Saved data entries
[Begin]

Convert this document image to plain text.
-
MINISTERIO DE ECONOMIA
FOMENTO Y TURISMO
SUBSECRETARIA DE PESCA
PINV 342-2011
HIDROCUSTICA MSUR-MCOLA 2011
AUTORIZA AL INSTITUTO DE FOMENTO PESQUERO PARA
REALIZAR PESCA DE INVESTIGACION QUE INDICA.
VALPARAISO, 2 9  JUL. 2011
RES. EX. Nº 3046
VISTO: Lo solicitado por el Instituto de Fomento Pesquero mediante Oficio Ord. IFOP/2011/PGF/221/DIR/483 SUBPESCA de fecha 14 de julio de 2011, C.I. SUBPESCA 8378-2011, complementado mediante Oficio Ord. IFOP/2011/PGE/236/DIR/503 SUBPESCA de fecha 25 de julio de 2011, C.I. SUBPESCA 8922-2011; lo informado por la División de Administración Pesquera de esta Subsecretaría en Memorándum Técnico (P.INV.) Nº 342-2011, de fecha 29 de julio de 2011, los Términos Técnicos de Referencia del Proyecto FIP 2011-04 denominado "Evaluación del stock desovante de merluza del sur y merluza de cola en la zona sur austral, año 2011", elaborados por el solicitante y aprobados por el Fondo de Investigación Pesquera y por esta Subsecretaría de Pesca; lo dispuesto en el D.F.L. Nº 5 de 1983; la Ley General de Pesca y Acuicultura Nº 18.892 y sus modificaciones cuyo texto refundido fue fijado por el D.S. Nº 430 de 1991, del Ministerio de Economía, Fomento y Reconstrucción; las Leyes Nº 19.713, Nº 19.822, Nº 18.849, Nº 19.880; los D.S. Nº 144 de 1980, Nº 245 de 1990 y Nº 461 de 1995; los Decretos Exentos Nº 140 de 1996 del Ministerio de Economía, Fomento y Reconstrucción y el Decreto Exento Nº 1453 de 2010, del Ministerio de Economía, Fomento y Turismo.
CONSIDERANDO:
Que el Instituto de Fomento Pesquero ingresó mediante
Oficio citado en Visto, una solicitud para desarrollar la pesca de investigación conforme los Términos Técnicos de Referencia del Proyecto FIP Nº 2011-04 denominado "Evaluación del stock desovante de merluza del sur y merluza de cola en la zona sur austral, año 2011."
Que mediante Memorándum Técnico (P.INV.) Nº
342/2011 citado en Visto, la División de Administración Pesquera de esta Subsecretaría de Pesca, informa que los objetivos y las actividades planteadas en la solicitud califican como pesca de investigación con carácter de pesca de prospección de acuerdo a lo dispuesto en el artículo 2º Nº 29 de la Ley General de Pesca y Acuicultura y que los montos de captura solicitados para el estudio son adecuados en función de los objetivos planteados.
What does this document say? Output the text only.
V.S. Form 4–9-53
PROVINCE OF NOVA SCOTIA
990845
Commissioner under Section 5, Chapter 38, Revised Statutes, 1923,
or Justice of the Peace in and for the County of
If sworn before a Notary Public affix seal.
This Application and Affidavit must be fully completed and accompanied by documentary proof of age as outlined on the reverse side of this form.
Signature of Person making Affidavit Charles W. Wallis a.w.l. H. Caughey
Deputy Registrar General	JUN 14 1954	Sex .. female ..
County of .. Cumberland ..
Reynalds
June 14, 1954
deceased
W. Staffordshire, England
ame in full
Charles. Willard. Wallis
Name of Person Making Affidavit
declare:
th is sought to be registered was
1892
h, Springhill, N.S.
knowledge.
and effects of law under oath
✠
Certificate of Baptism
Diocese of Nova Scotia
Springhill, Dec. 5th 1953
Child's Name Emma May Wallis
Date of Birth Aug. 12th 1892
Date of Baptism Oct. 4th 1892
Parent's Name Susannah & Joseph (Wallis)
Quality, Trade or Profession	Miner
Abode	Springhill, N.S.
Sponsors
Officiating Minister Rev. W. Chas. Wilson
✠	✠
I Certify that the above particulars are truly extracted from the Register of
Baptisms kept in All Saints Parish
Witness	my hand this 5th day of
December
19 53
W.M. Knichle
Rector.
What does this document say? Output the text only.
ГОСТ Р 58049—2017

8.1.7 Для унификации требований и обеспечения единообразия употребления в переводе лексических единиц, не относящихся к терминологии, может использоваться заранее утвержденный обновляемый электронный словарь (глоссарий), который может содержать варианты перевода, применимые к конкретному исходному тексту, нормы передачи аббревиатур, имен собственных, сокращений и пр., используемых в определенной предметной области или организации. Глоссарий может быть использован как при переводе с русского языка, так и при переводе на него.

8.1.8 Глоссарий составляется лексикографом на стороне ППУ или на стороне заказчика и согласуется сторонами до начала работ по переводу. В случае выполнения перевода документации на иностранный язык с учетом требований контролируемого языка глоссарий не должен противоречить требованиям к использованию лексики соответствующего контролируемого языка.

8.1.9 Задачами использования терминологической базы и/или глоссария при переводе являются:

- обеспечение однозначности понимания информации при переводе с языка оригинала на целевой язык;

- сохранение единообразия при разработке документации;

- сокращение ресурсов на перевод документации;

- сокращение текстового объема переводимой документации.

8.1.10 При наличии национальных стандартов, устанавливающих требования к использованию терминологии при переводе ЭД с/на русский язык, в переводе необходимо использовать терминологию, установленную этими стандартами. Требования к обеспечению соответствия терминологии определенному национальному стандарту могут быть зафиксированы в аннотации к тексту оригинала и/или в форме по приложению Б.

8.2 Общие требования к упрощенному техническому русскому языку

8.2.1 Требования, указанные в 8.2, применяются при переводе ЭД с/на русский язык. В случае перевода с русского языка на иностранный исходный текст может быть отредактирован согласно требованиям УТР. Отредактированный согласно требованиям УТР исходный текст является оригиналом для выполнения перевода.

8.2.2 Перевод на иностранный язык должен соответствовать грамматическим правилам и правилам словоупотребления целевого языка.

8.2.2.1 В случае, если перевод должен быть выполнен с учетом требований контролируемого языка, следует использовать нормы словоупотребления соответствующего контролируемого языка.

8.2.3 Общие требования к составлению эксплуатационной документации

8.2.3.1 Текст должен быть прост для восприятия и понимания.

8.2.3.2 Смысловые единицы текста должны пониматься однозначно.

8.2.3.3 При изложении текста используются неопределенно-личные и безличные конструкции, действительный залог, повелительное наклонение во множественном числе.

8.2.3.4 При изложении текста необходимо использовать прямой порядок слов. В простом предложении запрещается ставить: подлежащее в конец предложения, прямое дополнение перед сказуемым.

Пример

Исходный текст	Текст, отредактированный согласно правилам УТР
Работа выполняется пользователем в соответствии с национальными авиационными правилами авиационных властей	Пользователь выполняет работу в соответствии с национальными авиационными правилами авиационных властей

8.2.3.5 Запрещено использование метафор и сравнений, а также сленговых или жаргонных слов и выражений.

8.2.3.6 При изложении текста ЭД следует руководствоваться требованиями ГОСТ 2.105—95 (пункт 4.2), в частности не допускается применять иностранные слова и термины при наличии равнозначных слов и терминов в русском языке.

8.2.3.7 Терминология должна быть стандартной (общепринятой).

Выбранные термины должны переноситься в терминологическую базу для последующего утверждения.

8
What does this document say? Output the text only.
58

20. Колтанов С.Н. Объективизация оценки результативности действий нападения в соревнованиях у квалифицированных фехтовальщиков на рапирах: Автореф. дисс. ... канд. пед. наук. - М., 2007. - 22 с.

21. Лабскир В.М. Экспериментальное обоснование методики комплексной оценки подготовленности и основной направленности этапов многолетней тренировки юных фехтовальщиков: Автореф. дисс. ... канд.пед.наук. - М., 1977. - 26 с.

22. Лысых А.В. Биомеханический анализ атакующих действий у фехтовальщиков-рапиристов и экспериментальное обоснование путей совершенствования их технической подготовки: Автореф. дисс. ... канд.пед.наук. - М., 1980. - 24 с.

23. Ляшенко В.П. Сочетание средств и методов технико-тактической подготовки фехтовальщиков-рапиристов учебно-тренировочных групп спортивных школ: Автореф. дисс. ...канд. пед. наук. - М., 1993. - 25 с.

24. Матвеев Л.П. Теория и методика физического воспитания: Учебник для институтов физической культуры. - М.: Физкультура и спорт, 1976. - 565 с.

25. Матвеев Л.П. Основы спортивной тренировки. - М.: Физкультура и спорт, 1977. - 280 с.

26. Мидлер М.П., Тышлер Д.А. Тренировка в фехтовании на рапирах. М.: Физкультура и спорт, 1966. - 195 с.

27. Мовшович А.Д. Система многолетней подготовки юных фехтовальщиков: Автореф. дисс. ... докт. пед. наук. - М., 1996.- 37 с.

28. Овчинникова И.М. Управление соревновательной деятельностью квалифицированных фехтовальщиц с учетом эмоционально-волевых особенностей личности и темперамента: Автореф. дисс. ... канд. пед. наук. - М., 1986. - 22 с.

[End]

▶ **Task details**
Scan the material above for the string "тексту" and report each line where you find it.

▶ **Reply**
8.1.7 Для унификации требований и обеспечения единообразия употребления в переводе лексических единиц, не относящихся к терминологии, может использоваться заранее утвержденный обновляемый электронный словарь (глоссарий), который может содержать варианты перевода, применимые к конкретному исходному тексту, нормы передачи аббревиатур, имен собственных, сокращений и пр., используемых в определенной предметной области или организации. Глоссарий может быть использован как при переводе с русского языка, так и при переводе на него.
8.1.10 При наличии национальных стандартов, устанавливающих требования к использованию терминологии при переводе ЭД с/на русский язык, в переводе необходимо использовать терминологию, установленную этими стандартами. Требования к обеспечению соответствия терминологии определенному национальному стандарту могут быть зафиксированы в аннотации к тексту оригинала и/или в форме по приложению Б.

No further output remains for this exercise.